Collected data
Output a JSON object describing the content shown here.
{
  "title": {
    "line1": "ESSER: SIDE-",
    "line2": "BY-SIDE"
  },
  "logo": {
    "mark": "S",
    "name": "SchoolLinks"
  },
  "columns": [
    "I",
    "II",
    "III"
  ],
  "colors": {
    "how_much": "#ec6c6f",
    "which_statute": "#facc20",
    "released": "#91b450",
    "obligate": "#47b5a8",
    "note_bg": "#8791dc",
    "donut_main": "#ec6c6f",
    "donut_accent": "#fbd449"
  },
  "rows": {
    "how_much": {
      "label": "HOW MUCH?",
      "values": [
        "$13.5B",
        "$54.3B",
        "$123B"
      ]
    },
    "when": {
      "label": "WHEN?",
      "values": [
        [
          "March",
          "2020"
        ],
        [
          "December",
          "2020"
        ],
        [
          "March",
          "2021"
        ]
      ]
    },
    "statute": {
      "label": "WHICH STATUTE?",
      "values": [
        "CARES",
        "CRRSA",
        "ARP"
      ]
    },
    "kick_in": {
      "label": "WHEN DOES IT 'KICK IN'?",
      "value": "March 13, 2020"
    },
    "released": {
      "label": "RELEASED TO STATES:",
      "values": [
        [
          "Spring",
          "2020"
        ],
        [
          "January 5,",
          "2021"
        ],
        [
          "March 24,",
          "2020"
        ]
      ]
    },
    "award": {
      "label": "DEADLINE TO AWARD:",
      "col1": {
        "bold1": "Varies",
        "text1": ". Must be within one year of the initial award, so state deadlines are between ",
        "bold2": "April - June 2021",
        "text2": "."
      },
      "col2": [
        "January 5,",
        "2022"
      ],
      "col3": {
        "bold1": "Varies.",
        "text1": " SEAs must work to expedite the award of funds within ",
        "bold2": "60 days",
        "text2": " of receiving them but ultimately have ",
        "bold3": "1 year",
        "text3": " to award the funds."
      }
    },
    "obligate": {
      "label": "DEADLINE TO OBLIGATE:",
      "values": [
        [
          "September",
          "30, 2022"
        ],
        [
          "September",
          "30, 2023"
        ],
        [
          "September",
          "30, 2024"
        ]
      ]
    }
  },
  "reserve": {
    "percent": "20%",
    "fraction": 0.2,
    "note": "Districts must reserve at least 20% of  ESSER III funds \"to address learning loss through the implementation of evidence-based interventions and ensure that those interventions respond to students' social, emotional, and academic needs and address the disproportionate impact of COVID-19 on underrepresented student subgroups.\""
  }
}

> Written task
Repeat every entry word for word.

> Task response
Output a JSON object describing the content shown here.
{
  "title": {
    "line1": "ESSER: SIDE-",
    "line2": "BY-SIDE"
  },
  "logo": {
    "mark": "S",
    "name": "SchoolLinks"
  },
  "columns": [
    "I",
    "II",
    "III"
  ],
  "colors": {
    "how_much": "#ec6c6f",
    "which_statute": "#facc20",
    "released": "#91b450",
    "obligate": "#47b5a8",
    "note_bg": "#8791dc",
    "donut_main": "#ec6c6f",
    "donut_accent": "#fbd449"
  },
  "rows": {
    "how_much": {
      "label": "HOW MUCH?",
      "values": [
        "$13.5B",
        "$54.3B",
        "$123B"
      ]
    },
    "when": {
      "label": "WHEN?",
      "values": [
        [
          "March",
          "2020"
        ],
        [
          "December",
          "2020"
        ],
        [
          "March",
          "2021"
        ]
      ]
    },
    "statute": {
      "label": "WHICH STATUTE?",
      "values": [
        "CARES",
        "CRRSA",
        "ARP"
      ]
    },
    "kick_in": {
      "label": "WHEN DOES IT 'KICK IN'?",
      "value": "March 13, 2020"
    },
    "released": {
      "label": "RELEASED TO STATES:",
      "values": [
        [
          "Spring",
          "2020"
        ],
        [
          "January 5,",
          "2021"
        ],
        [
          "March 24,",
          "2020"
        ]
      ]
    },
    "award": {
      "label": "DEADLINE TO AWARD:",
      "col1": {
        "bold1": "Varies",
        "text1": ". Must be within one year of the initial award, so state deadlines are between ",
        "bold2": "April - June 2021",
        "text2": "."
      },
      "col2": [
        "January 5,",
        "2022"
      ],
      "col3": {
        "bold1": "Varies.",
        "text1": " SEAs must work to expedite the award of funds within ",
        "bold2": "60 days",
        "text2": " of receiving them but ultimately have ",
        "bold3": "1 year",
        "text3": " to award the funds."
      }
    },
    "obligate": {
      "label": "DEADLINE TO OBLIGATE:",
      "values": [
        [
          "September",
          "30, 2022"
        ],
        [
          "September",
          "30, 2023"
        ],
        [
          "September",
          "30, 2024"
        ]
      ]
    }
  },
  "reserve": {
    "percent": "20%",
    "fraction": 0.2,
    "note": "Districts must reserve at least 20% of  ESSER III funds \"to address learning loss through the implementation of evidence-based interventions and ensure that those interventions respond to students' social, emotional, and academic needs and address the disproportionate impact of COVID-19 on underrepresented student subgroups.\""
  }
}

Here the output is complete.